» TASK TO CARRY OUT
Quote the records that follow in full, leaving the pictures out.

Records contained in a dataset
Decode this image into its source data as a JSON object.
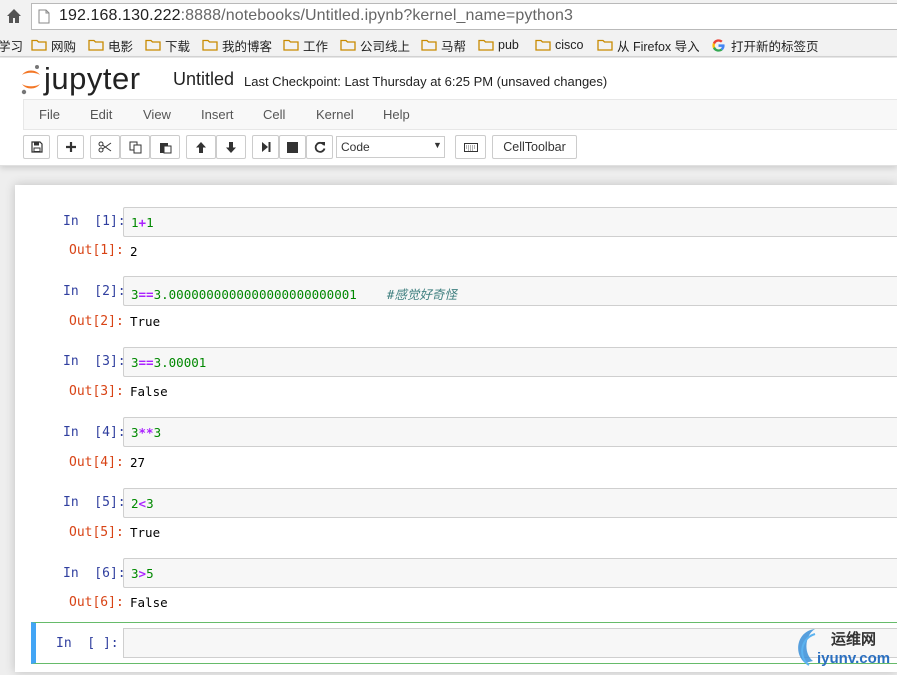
{
  "browser": {
    "url_host": "192.168.130.222",
    "url_rest": ":8888/notebooks/Untitled.ipynb?kernel_name=python3",
    "bookmarks": [
      "学习",
      "网购",
      "电影",
      "下载",
      "我的博客",
      "工作",
      "公司线上",
      "马帮",
      "pub",
      "cisco",
      "从 Firefox 导入",
      "打开新的标签页"
    ]
  },
  "header": {
    "logo_text": "jupyter",
    "notebook_title": "Untitled",
    "checkpoint": "Last Checkpoint: Last Thursday at 6:25 PM (unsaved changes)"
  },
  "menu": [
    "File",
    "Edit",
    "View",
    "Insert",
    "Cell",
    "Kernel",
    "Help"
  ],
  "toolbar": {
    "cell_type": "Code",
    "celltoolbar_label": "CellToolbar"
  },
  "cells": [
    {
      "in_prompt": "In  [1]:",
      "out_prompt": "Out[1]:",
      "output": "2"
    },
    {
      "in_prompt": "In  [2]:",
      "out_prompt": "Out[2]:",
      "output": "True",
      "comment": "#感觉好奇怪"
    },
    {
      "in_prompt": "In  [3]:",
      "out_prompt": "Out[3]:",
      "output": "False"
    },
    {
      "in_prompt": "In  [4]:",
      "out_prompt": "Out[4]:",
      "output": "27"
    },
    {
      "in_prompt": "In  [5]:",
      "out_prompt": "Out[5]:",
      "output": "True"
    },
    {
      "in_prompt": "In  [6]:",
      "out_prompt": "Out[6]:",
      "output": "False"
    }
  ],
  "active_cell": {
    "in_prompt": "In  [ ]:"
  },
  "watermark": {
    "cn": "运维网",
    "domain": "iyunv.com"
  },
  "colors": {
    "prompt_in": "#303f9f",
    "prompt_out": "#d84315",
    "number": "#008800",
    "operator": "#aa22ff",
    "comment": "#408080",
    "logo_orange": "#f37726"
  }
}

» ANSWER BELOW
Decode this image into its source data as a JSON object.
{
  "browser": {
    "url_host": "192.168.130.222",
    "url_rest": ":8888/notebooks/Untitled.ipynb?kernel_name=python3",
    "bookmarks": [
      "学习",
      "网购",
      "电影",
      "下载",
      "我的博客",
      "工作",
      "公司线上",
      "马帮",
      "pub",
      "cisco",
      "从 Firefox 导入",
      "打开新的标签页"
    ]
  },
  "header": {
    "logo_text": "jupyter",
    "notebook_title": "Untitled",
    "checkpoint": "Last Checkpoint: Last Thursday at 6:25 PM (unsaved changes)"
  },
  "menu": [
    "File",
    "Edit",
    "View",
    "Insert",
    "Cell",
    "Kernel",
    "Help"
  ],
  "toolbar": {
    "cell_type": "Code",
    "celltoolbar_label": "CellToolbar"
  },
  "cells": [
    {
      "in_prompt": "In  [1]:",
      "out_prompt": "Out[1]:",
      "output": "2"
    },
    {
      "in_prompt": "In  [2]:",
      "out_prompt": "Out[2]:",
      "output": "True",
      "comment": "#感觉好奇怪"
    },
    {
      "in_prompt": "In  [3]:",
      "out_prompt": "Out[3]:",
      "output": "False"
    },
    {
      "in_prompt": "In  [4]:",
      "out_prompt": "Out[4]:",
      "output": "27"
    },
    {
      "in_prompt": "In  [5]:",
      "out_prompt": "Out[5]:",
      "output": "True"
    },
    {
      "in_prompt": "In  [6]:",
      "out_prompt": "Out[6]:",
      "output": "False"
    }
  ],
  "active_cell": {
    "in_prompt": "In  [ ]:"
  },
  "watermark": {
    "cn": "运维网",
    "domain": "iyunv.com"
  },
  "colors": {
    "prompt_in": "#303f9f",
    "prompt_out": "#d84315",
    "number": "#008800",
    "operator": "#aa22ff",
    "comment": "#408080",
    "logo_orange": "#f37726"
  }
}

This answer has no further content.